**PROBLEM TO SOLVE:** Reproduce each line from the records that holds "layer".

(Records about charts and figures)
******

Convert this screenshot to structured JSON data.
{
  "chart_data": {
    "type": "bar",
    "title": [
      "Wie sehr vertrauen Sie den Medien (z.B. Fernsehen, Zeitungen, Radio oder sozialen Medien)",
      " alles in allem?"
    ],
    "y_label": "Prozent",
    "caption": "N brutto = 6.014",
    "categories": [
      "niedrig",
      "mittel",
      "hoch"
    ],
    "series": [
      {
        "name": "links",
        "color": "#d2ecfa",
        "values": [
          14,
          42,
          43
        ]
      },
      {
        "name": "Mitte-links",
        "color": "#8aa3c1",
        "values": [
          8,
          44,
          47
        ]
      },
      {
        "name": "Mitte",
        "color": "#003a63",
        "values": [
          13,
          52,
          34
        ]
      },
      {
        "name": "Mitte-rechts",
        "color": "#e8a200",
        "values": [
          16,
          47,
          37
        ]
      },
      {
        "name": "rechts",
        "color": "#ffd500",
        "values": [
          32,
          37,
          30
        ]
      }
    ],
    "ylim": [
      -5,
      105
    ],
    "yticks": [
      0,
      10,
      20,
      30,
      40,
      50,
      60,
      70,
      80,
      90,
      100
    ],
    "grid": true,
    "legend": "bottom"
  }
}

******

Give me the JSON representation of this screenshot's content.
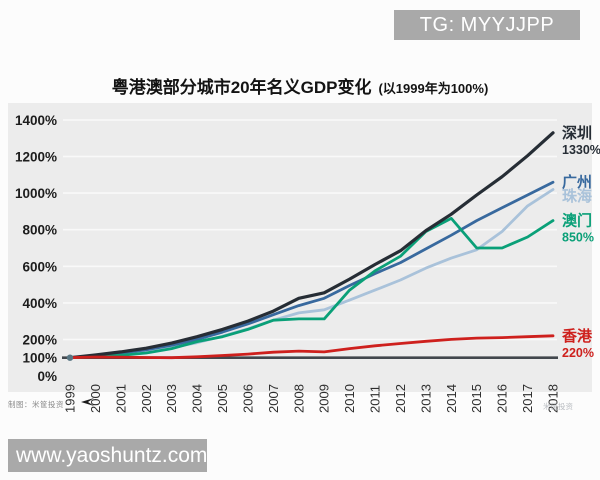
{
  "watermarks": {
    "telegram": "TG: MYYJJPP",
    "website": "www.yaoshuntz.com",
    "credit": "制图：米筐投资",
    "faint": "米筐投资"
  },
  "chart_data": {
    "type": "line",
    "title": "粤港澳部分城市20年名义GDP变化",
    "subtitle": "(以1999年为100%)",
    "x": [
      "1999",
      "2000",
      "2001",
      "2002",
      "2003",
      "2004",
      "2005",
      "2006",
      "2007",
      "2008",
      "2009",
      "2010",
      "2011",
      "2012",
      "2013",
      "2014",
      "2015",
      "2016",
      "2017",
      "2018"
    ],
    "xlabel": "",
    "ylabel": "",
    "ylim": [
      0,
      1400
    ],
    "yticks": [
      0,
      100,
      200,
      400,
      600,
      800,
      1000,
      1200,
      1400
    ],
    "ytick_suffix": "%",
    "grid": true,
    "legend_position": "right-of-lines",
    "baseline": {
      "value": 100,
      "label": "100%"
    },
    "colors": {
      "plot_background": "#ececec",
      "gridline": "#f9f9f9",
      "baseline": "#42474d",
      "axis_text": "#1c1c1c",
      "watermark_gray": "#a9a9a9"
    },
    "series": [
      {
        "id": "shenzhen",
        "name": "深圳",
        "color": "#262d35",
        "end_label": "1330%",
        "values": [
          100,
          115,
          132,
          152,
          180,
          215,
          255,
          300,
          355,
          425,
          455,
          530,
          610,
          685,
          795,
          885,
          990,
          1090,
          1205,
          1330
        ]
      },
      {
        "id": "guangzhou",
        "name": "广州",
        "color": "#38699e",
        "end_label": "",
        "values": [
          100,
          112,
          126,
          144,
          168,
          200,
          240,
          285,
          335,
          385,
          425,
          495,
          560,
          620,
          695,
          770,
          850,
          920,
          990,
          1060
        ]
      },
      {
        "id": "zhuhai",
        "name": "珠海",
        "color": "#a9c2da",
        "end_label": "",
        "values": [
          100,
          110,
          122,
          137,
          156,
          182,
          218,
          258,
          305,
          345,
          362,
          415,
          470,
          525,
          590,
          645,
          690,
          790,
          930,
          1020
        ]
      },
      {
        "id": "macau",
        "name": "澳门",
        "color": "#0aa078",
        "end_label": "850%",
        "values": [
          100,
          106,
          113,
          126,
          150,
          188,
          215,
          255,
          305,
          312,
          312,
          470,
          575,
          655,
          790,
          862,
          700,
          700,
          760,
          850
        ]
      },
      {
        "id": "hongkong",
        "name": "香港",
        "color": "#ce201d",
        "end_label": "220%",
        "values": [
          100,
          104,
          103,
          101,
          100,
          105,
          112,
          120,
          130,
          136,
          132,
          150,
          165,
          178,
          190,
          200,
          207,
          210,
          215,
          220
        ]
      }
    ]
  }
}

******

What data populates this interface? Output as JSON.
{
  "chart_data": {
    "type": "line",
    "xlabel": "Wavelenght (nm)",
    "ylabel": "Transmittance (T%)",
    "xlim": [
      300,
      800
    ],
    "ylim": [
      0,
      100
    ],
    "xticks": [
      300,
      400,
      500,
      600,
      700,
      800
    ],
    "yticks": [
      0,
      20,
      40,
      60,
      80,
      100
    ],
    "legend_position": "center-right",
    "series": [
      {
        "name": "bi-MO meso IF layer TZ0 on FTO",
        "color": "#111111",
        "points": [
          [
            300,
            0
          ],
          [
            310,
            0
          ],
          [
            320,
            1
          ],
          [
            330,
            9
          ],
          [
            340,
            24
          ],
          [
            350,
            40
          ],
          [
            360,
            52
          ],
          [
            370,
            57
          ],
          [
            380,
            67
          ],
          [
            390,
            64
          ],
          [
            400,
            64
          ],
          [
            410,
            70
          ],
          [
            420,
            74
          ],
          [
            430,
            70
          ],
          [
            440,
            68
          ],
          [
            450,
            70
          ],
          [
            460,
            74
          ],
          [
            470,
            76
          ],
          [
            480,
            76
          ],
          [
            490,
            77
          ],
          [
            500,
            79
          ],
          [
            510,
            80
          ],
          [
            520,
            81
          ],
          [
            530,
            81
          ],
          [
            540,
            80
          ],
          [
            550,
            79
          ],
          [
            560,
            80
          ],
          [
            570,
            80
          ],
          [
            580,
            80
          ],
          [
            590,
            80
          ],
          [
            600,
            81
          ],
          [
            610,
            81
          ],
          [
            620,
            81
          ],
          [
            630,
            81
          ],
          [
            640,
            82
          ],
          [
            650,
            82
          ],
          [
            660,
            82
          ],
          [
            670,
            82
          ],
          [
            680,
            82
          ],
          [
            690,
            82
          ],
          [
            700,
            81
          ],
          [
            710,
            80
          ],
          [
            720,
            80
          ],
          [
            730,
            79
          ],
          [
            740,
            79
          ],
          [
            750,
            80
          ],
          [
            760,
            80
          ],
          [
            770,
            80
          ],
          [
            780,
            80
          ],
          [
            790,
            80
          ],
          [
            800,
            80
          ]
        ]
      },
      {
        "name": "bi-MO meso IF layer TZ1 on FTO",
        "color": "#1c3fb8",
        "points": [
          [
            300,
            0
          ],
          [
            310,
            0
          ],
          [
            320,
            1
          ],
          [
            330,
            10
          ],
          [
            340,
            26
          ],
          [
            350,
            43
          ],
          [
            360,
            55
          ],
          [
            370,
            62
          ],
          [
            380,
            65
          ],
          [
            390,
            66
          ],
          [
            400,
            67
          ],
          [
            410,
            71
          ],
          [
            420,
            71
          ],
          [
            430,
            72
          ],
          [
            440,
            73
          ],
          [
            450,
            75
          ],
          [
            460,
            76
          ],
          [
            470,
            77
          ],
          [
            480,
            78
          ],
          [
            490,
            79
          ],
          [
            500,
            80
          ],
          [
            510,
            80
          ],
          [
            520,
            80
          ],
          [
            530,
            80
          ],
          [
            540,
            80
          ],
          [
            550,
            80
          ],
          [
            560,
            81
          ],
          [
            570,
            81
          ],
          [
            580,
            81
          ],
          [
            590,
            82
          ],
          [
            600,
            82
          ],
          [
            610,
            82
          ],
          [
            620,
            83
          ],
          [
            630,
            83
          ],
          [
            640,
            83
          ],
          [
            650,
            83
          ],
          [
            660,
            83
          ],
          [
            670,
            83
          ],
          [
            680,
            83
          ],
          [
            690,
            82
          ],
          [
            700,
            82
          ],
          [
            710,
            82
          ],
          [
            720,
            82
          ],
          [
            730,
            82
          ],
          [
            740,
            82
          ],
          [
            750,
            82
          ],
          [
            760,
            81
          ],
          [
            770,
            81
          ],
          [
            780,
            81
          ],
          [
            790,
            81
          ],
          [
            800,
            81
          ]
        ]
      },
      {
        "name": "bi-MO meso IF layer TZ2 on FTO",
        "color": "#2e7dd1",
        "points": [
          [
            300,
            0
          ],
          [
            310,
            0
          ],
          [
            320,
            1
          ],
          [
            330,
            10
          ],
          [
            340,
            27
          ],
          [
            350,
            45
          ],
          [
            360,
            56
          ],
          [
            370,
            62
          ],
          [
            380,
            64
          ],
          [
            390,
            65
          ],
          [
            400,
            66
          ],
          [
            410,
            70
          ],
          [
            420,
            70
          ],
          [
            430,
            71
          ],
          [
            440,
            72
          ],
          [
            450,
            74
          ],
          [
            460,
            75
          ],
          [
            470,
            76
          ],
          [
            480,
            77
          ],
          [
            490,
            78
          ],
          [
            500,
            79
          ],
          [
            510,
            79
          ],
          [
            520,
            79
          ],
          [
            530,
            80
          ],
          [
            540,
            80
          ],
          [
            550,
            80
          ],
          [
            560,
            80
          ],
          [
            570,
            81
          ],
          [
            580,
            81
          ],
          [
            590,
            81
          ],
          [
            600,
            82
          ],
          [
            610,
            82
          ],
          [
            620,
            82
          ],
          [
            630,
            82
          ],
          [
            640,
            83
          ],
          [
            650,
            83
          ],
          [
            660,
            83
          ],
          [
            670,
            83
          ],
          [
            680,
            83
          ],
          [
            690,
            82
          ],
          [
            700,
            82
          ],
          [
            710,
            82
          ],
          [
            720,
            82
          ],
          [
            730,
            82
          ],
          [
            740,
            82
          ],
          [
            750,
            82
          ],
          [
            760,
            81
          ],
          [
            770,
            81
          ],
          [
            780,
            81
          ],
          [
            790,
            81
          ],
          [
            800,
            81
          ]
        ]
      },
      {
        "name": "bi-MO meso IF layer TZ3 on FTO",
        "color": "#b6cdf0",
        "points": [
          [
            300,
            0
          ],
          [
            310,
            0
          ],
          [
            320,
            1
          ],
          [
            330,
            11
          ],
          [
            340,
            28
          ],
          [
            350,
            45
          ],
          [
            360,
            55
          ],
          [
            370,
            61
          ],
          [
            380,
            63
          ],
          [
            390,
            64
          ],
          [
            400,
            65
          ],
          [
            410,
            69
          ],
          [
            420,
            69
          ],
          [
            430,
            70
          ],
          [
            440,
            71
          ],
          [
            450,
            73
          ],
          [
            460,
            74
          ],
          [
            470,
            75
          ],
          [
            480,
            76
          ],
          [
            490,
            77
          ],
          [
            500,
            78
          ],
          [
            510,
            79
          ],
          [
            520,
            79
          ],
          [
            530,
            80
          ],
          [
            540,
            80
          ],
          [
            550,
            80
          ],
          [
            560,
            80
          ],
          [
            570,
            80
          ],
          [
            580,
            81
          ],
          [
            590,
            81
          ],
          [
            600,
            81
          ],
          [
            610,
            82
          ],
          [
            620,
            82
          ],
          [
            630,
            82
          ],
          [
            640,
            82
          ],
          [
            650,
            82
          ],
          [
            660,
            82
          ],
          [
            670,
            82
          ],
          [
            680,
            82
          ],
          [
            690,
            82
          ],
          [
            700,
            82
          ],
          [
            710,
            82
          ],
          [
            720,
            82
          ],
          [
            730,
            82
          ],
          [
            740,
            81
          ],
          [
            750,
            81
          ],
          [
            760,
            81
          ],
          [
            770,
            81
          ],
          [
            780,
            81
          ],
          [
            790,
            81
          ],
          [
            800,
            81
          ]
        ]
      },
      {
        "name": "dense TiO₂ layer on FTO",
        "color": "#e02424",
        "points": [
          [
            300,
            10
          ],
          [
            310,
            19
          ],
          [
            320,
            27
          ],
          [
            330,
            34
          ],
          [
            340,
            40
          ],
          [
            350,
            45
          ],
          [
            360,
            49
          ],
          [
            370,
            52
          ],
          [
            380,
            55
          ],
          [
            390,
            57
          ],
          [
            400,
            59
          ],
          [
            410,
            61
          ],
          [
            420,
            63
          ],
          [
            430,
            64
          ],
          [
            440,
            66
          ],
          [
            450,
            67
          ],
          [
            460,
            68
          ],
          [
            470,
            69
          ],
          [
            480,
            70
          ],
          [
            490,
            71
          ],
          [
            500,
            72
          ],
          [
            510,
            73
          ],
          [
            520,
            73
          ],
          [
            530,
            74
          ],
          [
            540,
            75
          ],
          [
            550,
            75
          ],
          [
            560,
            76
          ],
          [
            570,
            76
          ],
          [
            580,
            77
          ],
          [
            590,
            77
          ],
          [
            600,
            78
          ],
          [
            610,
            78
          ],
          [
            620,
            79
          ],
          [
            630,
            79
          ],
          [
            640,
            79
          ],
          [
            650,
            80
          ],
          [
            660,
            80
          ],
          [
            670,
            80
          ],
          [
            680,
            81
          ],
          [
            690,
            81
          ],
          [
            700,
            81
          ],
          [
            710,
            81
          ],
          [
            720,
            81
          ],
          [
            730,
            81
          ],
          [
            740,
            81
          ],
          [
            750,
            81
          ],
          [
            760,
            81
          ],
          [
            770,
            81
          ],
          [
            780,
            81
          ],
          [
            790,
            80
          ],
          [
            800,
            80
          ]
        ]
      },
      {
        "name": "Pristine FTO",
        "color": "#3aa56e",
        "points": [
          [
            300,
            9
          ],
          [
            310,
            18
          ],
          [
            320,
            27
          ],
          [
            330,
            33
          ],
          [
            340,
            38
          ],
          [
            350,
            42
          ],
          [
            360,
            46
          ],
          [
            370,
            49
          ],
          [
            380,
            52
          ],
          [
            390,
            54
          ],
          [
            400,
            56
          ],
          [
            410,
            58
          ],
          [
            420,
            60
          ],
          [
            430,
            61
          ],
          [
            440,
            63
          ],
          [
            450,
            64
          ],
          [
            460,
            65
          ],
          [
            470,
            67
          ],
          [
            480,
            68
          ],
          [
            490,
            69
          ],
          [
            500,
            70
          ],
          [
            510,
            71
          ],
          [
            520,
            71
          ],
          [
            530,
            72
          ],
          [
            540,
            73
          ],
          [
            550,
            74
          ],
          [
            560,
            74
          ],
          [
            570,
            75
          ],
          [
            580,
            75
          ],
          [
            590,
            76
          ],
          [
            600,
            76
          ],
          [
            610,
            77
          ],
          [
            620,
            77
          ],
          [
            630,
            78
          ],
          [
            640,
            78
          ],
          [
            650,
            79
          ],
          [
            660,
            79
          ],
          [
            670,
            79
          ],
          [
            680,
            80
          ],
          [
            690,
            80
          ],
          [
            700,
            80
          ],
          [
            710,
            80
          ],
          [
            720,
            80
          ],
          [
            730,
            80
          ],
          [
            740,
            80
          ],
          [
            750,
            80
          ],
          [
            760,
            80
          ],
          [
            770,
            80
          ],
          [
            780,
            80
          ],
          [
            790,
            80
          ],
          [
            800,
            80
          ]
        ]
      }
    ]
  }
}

******

**SOLVED EXERCISE:**
        "name": "bi-MO meso IF layer TZ0 on FTO",
        "name": "bi-MO meso IF layer TZ1 on FTO",
        "name": "bi-MO meso IF layer TZ2 on FTO",
        "name": "bi-MO meso IF layer TZ3 on FTO",
        "name": "dense TiO₂ layer on FTO",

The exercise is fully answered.